▶ **TO DO**
The records below are to be quoted in full; please keep every word exact.

▶ **INPUT**
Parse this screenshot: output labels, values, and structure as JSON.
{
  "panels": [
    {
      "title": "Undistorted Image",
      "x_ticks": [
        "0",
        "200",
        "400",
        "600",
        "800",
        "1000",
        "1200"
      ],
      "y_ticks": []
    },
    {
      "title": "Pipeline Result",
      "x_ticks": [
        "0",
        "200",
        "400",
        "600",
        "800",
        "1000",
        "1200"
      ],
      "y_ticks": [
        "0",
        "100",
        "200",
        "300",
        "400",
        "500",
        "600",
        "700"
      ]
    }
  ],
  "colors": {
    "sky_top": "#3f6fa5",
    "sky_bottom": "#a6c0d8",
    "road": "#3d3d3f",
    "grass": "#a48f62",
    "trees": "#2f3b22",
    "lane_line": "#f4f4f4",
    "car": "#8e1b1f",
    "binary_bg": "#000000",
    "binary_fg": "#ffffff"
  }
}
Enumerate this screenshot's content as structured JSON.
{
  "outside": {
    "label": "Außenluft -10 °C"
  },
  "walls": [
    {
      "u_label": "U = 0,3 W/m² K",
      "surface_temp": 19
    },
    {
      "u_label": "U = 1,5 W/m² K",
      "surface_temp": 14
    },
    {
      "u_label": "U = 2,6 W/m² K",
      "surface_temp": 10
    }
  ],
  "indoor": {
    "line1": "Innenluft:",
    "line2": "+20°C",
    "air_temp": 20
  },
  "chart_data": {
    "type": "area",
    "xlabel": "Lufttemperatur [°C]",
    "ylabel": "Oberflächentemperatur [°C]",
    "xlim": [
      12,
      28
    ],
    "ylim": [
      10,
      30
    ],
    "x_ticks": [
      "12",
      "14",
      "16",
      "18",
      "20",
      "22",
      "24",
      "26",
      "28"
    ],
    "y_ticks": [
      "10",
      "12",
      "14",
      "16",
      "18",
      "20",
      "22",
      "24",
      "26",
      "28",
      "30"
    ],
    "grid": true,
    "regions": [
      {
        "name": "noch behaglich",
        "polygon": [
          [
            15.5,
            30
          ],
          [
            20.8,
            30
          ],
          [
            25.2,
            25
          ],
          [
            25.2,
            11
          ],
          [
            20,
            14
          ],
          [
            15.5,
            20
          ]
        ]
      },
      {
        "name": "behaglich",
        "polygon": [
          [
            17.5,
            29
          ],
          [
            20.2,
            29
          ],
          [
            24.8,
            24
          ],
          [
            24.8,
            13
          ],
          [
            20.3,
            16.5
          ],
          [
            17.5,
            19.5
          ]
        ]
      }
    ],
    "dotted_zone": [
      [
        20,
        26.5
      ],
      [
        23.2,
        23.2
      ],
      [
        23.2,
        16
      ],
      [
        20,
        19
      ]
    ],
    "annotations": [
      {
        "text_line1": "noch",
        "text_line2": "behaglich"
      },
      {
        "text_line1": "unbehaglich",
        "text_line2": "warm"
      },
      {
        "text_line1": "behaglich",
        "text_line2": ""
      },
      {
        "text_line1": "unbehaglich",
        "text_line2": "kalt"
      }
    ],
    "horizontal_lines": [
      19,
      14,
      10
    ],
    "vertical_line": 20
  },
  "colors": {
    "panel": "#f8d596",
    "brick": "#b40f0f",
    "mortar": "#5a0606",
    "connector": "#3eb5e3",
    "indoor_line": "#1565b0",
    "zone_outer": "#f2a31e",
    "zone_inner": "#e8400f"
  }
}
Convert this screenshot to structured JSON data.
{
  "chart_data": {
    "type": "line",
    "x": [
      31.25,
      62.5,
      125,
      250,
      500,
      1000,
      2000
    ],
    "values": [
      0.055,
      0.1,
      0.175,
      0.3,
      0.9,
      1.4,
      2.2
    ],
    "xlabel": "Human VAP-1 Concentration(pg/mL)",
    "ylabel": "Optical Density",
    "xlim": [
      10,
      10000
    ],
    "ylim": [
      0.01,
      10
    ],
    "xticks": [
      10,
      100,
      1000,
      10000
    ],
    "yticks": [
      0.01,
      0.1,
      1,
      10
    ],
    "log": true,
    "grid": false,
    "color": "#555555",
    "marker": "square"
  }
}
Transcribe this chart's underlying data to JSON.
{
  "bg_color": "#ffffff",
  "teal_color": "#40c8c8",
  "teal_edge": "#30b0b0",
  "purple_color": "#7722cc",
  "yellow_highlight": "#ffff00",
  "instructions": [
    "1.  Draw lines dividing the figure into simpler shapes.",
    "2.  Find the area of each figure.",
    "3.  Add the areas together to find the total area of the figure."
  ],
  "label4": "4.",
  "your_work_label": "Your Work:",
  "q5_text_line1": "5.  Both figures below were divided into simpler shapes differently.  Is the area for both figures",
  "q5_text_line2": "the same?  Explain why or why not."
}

▶ **SOLUTION FOR THIS TASK**
Parse this screenshot: output labels, values, and structure as JSON.
{
  "panels": [
    {
      "title": "Undistorted Image",
      "x_ticks": [
        "0",
        "200",
        "400",
        "600",
        "800",
        "1000",
        "1200"
      ],
      "y_ticks": []
    },
    {
      "title": "Pipeline Result",
      "x_ticks": [
        "0",
        "200",
        "400",
        "600",
        "800",
        "1000",
        "1200"
      ],
      "y_ticks": [
        "0",
        "100",
        "200",
        "300",
        "400",
        "500",
        "600",
        "700"
      ]
    }
  ],
  "colors": {
    "sky_top": "#3f6fa5",
    "sky_bottom": "#a6c0d8",
    "road": "#3d3d3f",
    "grass": "#a48f62",
    "trees": "#2f3b22",
    "lane_line": "#f4f4f4",
    "car": "#8e1b1f",
    "binary_bg": "#000000",
    "binary_fg": "#ffffff"
  }
}
Enumerate this screenshot's content as structured JSON.
{
  "outside": {
    "label": "Außenluft -10 °C"
  },
  "walls": [
    {
      "u_label": "U = 0,3 W/m² K",
      "surface_temp": 19
    },
    {
      "u_label": "U = 1,5 W/m² K",
      "surface_temp": 14
    },
    {
      "u_label": "U = 2,6 W/m² K",
      "surface_temp": 10
    }
  ],
  "indoor": {
    "line1": "Innenluft:",
    "line2": "+20°C",
    "air_temp": 20
  },
  "chart_data": {
    "type": "area",
    "xlabel": "Lufttemperatur [°C]",
    "ylabel": "Oberflächentemperatur [°C]",
    "xlim": [
      12,
      28
    ],
    "ylim": [
      10,
      30
    ],
    "x_ticks": [
      "12",
      "14",
      "16",
      "18",
      "20",
      "22",
      "24",
      "26",
      "28"
    ],
    "y_ticks": [
      "10",
      "12",
      "14",
      "16",
      "18",
      "20",
      "22",
      "24",
      "26",
      "28",
      "30"
    ],
    "grid": true,
    "regions": [
      {
        "name": "noch behaglich",
        "polygon": [
          [
            15.5,
            30
          ],
          [
            20.8,
            30
          ],
          [
            25.2,
            25
          ],
          [
            25.2,
            11
          ],
          [
            20,
            14
          ],
          [
            15.5,
            20
          ]
        ]
      },
      {
        "name": "behaglich",
        "polygon": [
          [
            17.5,
            29
          ],
          [
            20.2,
            29
          ],
          [
            24.8,
            24
          ],
          [
            24.8,
            13
          ],
          [
            20.3,
            16.5
          ],
          [
            17.5,
            19.5
          ]
        ]
      }
    ],
    "dotted_zone": [
      [
        20,
        26.5
      ],
      [
        23.2,
        23.2
      ],
      [
        23.2,
        16
      ],
      [
        20,
        19
      ]
    ],
    "annotations": [
      {
        "text_line1": "noch",
        "text_line2": "behaglich"
      },
      {
        "text_line1": "unbehaglich",
        "text_line2": "warm"
      },
      {
        "text_line1": "behaglich",
        "text_line2": ""
      },
      {
        "text_line1": "unbehaglich",
        "text_line2": "kalt"
      }
    ],
    "horizontal_lines": [
      19,
      14,
      10
    ],
    "vertical_line": 20
  },
  "colors": {
    "panel": "#f8d596",
    "brick": "#b40f0f",
    "mortar": "#5a0606",
    "connector": "#3eb5e3",
    "indoor_line": "#1565b0",
    "zone_outer": "#f2a31e",
    "zone_inner": "#e8400f"
  }
}
Convert this screenshot to structured JSON data.
{
  "chart_data": {
    "type": "line",
    "x": [
      31.25,
      62.5,
      125,
      250,
      500,
      1000,
      2000
    ],
    "values": [
      0.055,
      0.1,
      0.175,
      0.3,
      0.9,
      1.4,
      2.2
    ],
    "xlabel": "Human VAP-1 Concentration(pg/mL)",
    "ylabel": "Optical Density",
    "xlim": [
      10,
      10000
    ],
    "ylim": [
      0.01,
      10
    ],
    "xticks": [
      10,
      100,
      1000,
      10000
    ],
    "yticks": [
      0.01,
      0.1,
      1,
      10
    ],
    "log": true,
    "grid": false,
    "color": "#555555",
    "marker": "square"
  }
}
Transcribe this chart's underlying data to JSON.
{
  "bg_color": "#ffffff",
  "teal_color": "#40c8c8",
  "teal_edge": "#30b0b0",
  "purple_color": "#7722cc",
  "yellow_highlight": "#ffff00",
  "instructions": [
    "1.  Draw lines dividing the figure into simpler shapes.",
    "2.  Find the area of each figure.",
    "3.  Add the areas together to find the total area of the figure."
  ],
  "label4": "4.",
  "your_work_label": "Your Work:",
  "q5_text_line1": "5.  Both figures below were divided into simpler shapes differently.  Is the area for both figures",
  "q5_text_line2": "the same?  Explain why or why not."
}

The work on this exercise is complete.